Transcribe every line exactly. Leave the pictures behind.

• **Extracted information**:
= = = =
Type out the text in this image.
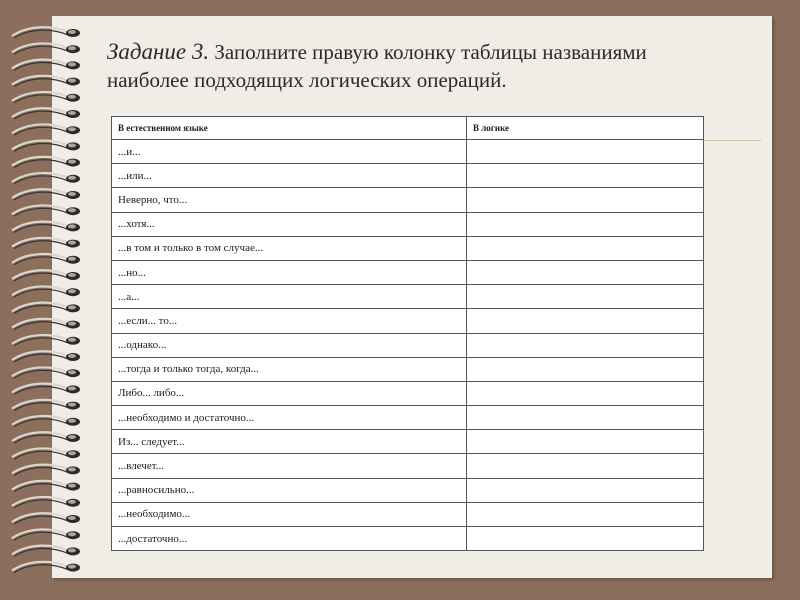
Задание 3. Заполните правую колонку таблицы названиями наиболее подходящих логических операций.
В естественном языке	В логике
...и...	
...или...	
Неверно, что...	
...хотя...	
...в том и только в том случае...	
...но...	
...а...	
...если... то...	
...однако...	
...тогда и только тогда, когда...	
Либо... либо...	
...необходимо и достаточно...	
Из... следует...	
...влечет...	
...равносильно...	
...необходимо...	
...достаточно...	
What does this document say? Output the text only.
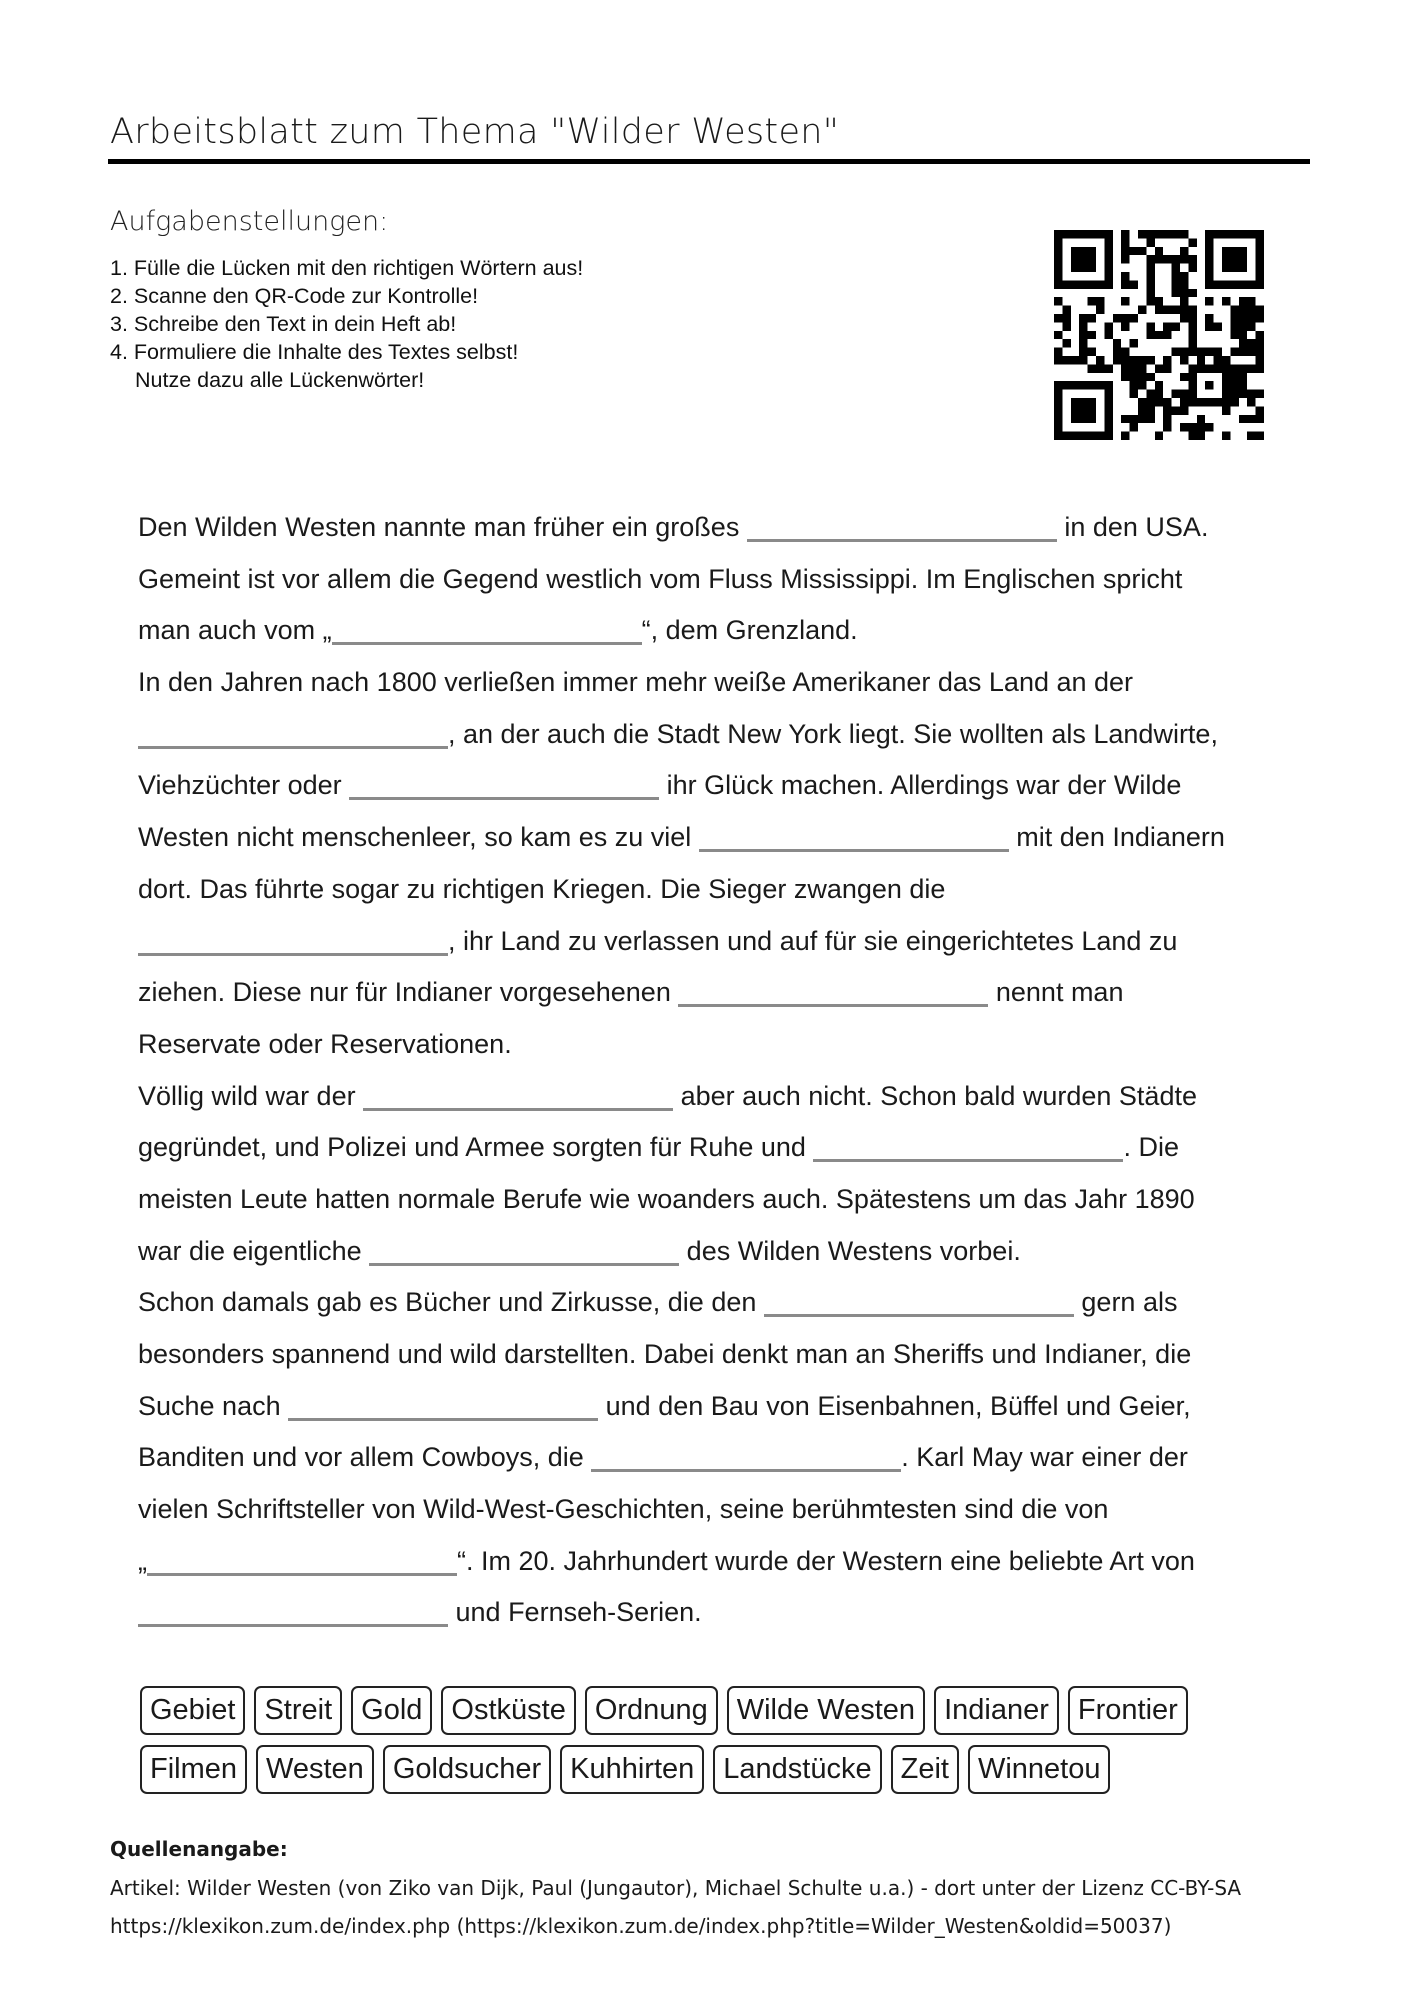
Arbeitsblatt zum Thema "Wilder Westen"
Aufgabenstellungen:
1. Fülle die Lücken mit den richtigen Wörtern aus!
2. Scanne den QR-Code zur Kontrolle!
3. Schreibe den Text in dein Heft ab!
4. Formuliere die Inhalte des Textes selbst!
Nutze dazu alle Lückenwörter!
Den Wilden Westen nannte man früher ein großes	in den USA.
Gemeint ist vor allem die Gegend westlich vom Fluss Mississippi. Im Englischen spricht
man auch vom „	“, dem Grenzland.
In den Jahren nach 1800 verließen immer mehr weiße Amerikaner das Land an der
, an der auch die Stadt New York liegt. Sie wollten als Landwirte,
Viehzüchter oder	ihr Glück machen. Allerdings war der Wilde
Westen nicht menschenleer, so kam es zu viel	mit den Indianern
dort. Das führte sogar zu richtigen Kriegen. Die Sieger zwangen die
, ihr Land zu verlassen und auf für sie eingerichtetes Land zu
ziehen. Diese nur für Indianer vorgesehenen	nennt man
Reservate oder Reservationen.
Völlig wild war der	aber auch nicht. Schon bald wurden Städte
gegründet, und Polizei und Armee sorgten für Ruhe und	. Die
meisten Leute hatten normale Berufe wie woanders auch. Spätestens um das Jahr 1890
war die eigentliche	des Wilden Westens vorbei.
Schon damals gab es Bücher und Zirkusse, die den	gern als
besonders spannend und wild darstellten. Dabei denkt man an Sheriffs und Indianer, die
Suche nach	und den Bau von Eisenbahnen, Büffel und Geier,
Banditen und vor allem Cowboys, die	. Karl May war einer der
vielen Schriftsteller von Wild-West-Geschichten, seine berühmtesten sind die von
„	“. Im 20. Jahrhundert wurde der Western eine beliebte Art von
und Fernseh-Serien.
Gebiet	Streit	Gold	Ostküste	Ordnung	Wilde Westen	Indianer	Frontier
Filmen	Westen	Goldsucher	Kuhhirten	Landstücke	Zeit	Winnetou
Quellenangabe:
Artikel: Wilder Westen (von Ziko van Dijk, Paul (Jungautor), Michael Schulte u.a.) - dort unter der Lizenz CC-BY-SA
https://klexikon.zum.de/index.php (https://klexikon.zum.de/index.php?title=Wilder_Westen&oldid=50037)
= = = =
• **Correct response**:
Type out the text in this image.
Задание 3. Заполните правую колонку таблицы названиями наиболее подходящих логических операций.
В естественном языке	В логике
...и...	
...или...	
Неверно, что...	
...хотя...	
...в том и только в том случае...	
...но...	
...а...	
...если... то...	
...однако...	
...тогда и только тогда, когда...	
Либо... либо...	
...необходимо и достаточно...	
Из... следует...	
...влечет...	
...равносильно...	
...необходимо...	
...достаточно...	
What does this document say? Output the text only.
Arbeitsblatt zum Thema "Wilder Westen"
Aufgabenstellungen:
1. Fülle die Lücken mit den richtigen Wörtern aus!
2. Scanne den QR-Code zur Kontrolle!
3. Schreibe den Text in dein Heft ab!
4. Formuliere die Inhalte des Textes selbst!
Nutze dazu alle Lückenwörter!
Den Wilden Westen nannte man früher ein großes	in den USA.
Gemeint ist vor allem die Gegend westlich vom Fluss Mississippi. Im Englischen spricht
man auch vom „	“, dem Grenzland.
In den Jahren nach 1800 verließen immer mehr weiße Amerikaner das Land an der
, an der auch die Stadt New York liegt. Sie wollten als Landwirte,
Viehzüchter oder	ihr Glück machen. Allerdings war der Wilde
Westen nicht menschenleer, so kam es zu viel	mit den Indianern
dort. Das führte sogar zu richtigen Kriegen. Die Sieger zwangen die
, ihr Land zu verlassen und auf für sie eingerichtetes Land zu
ziehen. Diese nur für Indianer vorgesehenen	nennt man
Reservate oder Reservationen.
Völlig wild war der	aber auch nicht. Schon bald wurden Städte
gegründet, und Polizei und Armee sorgten für Ruhe und	. Die
meisten Leute hatten normale Berufe wie woanders auch. Spätestens um das Jahr 1890
war die eigentliche	des Wilden Westens vorbei.
Schon damals gab es Bücher und Zirkusse, die den	gern als
besonders spannend und wild darstellten. Dabei denkt man an Sheriffs und Indianer, die
Suche nach	und den Bau von Eisenbahnen, Büffel und Geier,
Banditen und vor allem Cowboys, die	. Karl May war einer der
vielen Schriftsteller von Wild-West-Geschichten, seine berühmtesten sind die von
„	“. Im 20. Jahrhundert wurde der Western eine beliebte Art von
und Fernseh-Serien.
Gebiet	Streit	Gold	Ostküste	Ordnung	Wilde Westen	Indianer	Frontier
Filmen	Westen	Goldsucher	Kuhhirten	Landstücke	Zeit	Winnetou
Quellenangabe:
Artikel: Wilder Westen (von Ziko van Dijk, Paul (Jungautor), Michael Schulte u.a.) - dort unter der Lizenz CC-BY-SA
https://klexikon.zum.de/index.php (https://klexikon.zum.de/index.php?title=Wilder_Westen&oldid=50037)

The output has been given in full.